## Exercise directions
Give the number of lines that include the word "JSON", and nothing else.

[A run of records]
☆ ☆ ☆ ☆
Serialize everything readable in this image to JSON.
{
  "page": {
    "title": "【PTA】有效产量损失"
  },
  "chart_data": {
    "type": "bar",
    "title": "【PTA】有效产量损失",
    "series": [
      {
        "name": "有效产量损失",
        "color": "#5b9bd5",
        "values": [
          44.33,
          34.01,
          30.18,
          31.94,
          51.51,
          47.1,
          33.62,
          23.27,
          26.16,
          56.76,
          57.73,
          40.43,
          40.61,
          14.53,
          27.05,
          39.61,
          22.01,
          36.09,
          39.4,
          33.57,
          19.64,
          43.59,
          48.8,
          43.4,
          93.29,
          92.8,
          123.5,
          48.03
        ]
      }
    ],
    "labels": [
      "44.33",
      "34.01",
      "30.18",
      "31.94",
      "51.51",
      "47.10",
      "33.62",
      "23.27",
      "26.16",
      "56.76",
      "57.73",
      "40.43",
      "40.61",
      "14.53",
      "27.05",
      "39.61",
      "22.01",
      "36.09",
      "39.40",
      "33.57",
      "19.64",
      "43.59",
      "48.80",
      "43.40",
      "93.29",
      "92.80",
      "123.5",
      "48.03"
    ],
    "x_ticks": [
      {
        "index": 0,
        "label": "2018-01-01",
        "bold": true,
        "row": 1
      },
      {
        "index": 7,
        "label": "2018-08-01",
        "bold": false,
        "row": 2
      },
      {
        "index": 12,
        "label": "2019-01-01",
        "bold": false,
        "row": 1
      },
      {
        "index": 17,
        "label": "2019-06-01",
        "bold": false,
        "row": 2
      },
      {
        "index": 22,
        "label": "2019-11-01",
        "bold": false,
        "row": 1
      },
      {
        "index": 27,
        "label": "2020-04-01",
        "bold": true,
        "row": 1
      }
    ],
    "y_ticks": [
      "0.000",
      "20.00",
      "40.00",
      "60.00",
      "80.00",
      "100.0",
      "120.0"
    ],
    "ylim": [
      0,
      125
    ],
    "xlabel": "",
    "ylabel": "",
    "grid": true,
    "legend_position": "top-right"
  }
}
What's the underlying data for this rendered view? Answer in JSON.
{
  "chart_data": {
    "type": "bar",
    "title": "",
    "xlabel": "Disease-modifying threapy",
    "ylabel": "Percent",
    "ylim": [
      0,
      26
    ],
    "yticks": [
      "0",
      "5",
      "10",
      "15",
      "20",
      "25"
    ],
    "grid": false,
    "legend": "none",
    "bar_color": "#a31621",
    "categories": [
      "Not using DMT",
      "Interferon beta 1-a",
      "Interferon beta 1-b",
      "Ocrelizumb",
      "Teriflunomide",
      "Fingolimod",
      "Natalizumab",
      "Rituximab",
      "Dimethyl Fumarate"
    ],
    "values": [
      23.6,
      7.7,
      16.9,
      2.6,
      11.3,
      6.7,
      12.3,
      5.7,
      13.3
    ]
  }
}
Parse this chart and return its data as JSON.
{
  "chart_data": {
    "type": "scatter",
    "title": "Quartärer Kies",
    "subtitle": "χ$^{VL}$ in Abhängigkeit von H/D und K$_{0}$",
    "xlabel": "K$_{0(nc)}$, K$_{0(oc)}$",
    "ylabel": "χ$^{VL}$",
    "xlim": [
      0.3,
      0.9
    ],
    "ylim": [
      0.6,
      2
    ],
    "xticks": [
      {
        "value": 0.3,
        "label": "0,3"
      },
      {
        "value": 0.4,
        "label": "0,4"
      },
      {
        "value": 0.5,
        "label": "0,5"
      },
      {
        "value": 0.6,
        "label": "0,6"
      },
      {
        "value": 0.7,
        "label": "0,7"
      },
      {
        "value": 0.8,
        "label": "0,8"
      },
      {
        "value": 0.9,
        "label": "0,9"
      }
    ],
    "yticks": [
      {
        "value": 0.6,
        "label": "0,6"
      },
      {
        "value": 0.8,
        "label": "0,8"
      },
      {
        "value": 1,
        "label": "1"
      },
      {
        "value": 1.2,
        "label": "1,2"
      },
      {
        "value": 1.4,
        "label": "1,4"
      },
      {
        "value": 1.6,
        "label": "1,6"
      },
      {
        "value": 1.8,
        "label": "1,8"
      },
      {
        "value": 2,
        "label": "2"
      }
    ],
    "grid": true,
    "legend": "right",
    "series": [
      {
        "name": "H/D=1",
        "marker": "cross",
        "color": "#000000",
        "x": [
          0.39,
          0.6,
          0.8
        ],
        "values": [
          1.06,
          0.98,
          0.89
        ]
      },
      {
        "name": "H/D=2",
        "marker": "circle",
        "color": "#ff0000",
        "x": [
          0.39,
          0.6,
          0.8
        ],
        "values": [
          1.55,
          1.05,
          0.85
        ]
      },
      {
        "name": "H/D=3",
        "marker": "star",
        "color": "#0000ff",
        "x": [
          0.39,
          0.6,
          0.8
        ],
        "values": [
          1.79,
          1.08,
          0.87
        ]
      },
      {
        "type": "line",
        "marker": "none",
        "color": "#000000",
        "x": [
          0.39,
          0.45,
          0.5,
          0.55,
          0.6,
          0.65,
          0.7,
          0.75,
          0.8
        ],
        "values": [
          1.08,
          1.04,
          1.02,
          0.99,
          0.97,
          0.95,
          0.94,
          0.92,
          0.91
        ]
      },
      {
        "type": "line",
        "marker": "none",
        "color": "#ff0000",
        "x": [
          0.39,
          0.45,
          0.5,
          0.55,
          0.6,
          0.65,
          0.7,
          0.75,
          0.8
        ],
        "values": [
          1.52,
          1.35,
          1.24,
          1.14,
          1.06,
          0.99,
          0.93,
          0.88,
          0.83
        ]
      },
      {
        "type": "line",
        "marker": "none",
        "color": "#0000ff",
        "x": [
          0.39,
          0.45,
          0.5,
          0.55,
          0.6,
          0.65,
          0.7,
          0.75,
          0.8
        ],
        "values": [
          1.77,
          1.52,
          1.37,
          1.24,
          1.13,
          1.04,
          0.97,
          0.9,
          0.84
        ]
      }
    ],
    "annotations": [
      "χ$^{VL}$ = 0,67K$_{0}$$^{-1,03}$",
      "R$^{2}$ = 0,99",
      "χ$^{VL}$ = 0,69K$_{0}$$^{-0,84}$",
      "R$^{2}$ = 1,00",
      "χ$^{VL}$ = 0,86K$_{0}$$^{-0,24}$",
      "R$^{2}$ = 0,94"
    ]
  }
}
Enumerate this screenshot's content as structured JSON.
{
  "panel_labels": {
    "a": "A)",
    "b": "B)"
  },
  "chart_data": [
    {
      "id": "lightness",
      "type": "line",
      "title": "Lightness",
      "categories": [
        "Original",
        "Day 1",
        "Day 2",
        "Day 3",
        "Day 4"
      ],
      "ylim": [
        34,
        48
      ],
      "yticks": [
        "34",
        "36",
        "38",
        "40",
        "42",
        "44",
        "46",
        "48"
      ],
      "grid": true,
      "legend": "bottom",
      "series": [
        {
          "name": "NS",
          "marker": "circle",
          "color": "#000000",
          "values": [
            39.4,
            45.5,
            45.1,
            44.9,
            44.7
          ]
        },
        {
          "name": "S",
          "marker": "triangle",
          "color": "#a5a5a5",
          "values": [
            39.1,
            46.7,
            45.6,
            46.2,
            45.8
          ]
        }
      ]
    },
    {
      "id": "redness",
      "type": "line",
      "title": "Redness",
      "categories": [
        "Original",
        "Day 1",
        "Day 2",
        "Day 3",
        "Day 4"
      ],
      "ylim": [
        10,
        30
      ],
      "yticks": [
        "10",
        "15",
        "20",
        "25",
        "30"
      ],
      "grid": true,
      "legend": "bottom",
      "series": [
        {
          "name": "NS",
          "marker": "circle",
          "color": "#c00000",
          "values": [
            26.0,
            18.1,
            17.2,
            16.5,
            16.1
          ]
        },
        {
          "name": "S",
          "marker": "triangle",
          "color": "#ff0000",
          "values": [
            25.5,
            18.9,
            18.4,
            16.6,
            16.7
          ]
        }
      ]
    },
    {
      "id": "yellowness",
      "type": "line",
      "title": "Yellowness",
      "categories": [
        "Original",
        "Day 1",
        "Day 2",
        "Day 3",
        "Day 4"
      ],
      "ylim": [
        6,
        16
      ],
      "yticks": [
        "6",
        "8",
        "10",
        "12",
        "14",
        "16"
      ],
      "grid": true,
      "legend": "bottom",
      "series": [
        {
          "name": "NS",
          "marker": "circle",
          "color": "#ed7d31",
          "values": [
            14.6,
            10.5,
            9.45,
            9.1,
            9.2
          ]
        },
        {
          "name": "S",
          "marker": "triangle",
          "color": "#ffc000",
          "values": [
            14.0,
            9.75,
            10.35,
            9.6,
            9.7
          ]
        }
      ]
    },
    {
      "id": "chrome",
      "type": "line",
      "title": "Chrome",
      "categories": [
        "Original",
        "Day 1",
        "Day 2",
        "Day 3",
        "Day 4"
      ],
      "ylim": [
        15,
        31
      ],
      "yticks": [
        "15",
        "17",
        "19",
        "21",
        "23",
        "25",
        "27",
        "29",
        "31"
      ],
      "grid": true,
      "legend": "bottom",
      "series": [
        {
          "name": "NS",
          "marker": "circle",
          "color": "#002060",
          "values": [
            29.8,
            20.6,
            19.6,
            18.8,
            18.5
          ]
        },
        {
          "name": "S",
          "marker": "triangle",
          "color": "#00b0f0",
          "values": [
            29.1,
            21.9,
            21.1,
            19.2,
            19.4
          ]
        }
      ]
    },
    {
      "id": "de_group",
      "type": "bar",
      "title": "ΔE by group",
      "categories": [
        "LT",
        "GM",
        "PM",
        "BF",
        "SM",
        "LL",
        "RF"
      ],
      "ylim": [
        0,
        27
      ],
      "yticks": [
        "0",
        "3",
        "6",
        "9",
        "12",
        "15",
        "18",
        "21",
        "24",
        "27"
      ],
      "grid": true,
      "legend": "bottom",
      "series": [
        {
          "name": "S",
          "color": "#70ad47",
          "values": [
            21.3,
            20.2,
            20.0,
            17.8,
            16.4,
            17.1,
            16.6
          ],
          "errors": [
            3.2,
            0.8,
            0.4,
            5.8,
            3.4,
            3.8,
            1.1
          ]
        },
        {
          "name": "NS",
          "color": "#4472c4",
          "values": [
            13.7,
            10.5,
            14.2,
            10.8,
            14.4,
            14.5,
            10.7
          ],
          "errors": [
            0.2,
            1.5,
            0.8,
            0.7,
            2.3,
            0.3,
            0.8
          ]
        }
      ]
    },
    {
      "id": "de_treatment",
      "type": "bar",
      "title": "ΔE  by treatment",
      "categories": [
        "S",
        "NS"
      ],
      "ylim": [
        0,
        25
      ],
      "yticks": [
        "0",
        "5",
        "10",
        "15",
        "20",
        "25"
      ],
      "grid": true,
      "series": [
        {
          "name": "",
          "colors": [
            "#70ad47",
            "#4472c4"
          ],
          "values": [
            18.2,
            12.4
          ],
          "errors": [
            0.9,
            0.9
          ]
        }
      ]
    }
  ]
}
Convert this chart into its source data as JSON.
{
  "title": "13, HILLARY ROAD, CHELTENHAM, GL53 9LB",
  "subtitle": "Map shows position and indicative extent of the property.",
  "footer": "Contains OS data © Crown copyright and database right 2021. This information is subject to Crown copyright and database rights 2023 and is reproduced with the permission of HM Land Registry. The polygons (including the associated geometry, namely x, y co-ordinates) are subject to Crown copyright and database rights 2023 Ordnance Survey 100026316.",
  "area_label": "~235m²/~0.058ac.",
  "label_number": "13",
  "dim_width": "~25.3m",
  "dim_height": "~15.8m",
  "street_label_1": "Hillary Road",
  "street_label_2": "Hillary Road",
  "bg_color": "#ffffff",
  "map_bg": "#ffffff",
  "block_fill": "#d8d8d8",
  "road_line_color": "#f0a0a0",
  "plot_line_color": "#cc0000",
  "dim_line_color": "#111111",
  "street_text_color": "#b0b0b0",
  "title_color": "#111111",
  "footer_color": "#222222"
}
☆ ☆ ☆ ☆
## Output of the task
5